[Extracted records]
━━━━━━━━━━━━━━━━━━━━

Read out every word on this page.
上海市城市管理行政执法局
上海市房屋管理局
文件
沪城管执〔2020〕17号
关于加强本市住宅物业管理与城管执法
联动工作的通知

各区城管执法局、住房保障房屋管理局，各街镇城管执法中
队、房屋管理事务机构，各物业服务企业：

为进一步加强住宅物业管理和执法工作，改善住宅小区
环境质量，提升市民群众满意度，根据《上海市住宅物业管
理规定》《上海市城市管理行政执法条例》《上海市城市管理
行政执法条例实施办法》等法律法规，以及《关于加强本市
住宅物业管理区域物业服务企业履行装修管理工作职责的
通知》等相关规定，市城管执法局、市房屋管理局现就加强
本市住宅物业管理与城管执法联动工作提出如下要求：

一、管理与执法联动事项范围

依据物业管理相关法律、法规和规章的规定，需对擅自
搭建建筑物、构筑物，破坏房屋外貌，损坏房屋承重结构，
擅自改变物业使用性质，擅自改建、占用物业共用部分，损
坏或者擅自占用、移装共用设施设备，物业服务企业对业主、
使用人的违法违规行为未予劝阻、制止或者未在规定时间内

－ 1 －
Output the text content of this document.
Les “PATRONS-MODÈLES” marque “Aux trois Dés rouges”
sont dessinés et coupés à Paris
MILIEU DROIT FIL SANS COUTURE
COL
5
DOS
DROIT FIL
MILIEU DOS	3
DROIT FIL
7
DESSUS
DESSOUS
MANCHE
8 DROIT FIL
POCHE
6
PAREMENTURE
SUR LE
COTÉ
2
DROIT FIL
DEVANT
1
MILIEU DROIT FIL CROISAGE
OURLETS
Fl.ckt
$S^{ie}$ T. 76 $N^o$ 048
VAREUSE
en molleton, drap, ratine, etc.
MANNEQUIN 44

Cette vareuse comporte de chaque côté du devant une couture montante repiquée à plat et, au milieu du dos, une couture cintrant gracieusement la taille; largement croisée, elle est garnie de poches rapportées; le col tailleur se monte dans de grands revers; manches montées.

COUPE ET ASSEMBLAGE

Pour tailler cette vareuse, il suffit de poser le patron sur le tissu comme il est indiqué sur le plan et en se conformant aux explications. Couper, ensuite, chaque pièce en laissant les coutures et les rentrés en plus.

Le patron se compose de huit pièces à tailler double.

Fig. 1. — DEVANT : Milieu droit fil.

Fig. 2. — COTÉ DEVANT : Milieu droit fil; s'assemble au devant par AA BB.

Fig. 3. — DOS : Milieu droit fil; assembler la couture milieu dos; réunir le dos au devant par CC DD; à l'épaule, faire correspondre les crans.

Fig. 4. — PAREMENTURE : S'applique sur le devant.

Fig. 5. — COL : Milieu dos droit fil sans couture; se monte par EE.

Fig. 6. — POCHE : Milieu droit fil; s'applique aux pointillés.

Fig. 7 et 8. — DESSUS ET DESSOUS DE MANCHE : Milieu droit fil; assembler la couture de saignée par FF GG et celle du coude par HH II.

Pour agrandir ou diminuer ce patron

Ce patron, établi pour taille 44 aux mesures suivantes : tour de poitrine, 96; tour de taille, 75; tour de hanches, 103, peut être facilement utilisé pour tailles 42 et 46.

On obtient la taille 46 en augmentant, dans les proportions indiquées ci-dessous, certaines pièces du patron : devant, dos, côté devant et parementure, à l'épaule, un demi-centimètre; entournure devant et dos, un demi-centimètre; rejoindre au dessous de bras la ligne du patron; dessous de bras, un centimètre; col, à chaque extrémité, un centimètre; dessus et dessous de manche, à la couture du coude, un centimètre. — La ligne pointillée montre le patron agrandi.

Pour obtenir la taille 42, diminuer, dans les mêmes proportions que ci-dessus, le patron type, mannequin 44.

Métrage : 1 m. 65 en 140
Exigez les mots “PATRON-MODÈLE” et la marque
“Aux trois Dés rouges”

━━━━━━━━━━━━━━━━━━━━

Single out each line of the records above with the string "this" in it, and copy it.

Read out every word on this page.
Output the text content of this document.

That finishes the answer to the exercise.